**YOUR OBJECTIVE**
Find and copy each line of the records where the string "Wright" shows up.

—————

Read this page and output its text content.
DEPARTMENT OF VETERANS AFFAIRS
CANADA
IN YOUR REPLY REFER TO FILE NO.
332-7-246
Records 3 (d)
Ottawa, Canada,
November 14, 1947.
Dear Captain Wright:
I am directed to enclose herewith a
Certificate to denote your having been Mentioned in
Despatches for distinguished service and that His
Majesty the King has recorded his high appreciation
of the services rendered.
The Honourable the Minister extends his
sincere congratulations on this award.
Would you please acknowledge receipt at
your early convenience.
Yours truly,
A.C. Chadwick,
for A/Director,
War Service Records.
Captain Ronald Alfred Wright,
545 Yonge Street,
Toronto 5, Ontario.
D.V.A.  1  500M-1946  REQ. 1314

—————

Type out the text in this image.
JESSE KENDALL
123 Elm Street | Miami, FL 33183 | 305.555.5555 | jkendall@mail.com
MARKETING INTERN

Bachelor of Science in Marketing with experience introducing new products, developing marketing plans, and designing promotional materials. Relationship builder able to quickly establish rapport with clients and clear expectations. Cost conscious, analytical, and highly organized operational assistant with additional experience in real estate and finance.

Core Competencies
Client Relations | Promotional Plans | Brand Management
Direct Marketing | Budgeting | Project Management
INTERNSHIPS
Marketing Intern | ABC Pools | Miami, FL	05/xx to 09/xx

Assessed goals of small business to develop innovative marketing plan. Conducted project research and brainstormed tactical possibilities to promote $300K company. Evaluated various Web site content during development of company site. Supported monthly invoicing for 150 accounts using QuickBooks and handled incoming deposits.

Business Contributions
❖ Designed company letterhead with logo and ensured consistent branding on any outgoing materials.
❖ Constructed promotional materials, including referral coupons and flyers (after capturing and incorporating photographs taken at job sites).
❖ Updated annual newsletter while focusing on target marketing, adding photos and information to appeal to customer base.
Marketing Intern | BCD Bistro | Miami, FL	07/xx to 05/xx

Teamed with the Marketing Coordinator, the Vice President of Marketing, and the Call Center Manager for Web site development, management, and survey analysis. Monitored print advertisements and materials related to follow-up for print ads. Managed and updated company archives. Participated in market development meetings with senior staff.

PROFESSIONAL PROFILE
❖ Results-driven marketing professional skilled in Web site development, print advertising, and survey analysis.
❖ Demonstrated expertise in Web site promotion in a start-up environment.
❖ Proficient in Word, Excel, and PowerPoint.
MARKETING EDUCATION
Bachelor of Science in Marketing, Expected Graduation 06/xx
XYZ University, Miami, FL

—————

**OUTPUT OF THE TASK**
Dear Captain Wright:
Captain Ronald Alfred Wright,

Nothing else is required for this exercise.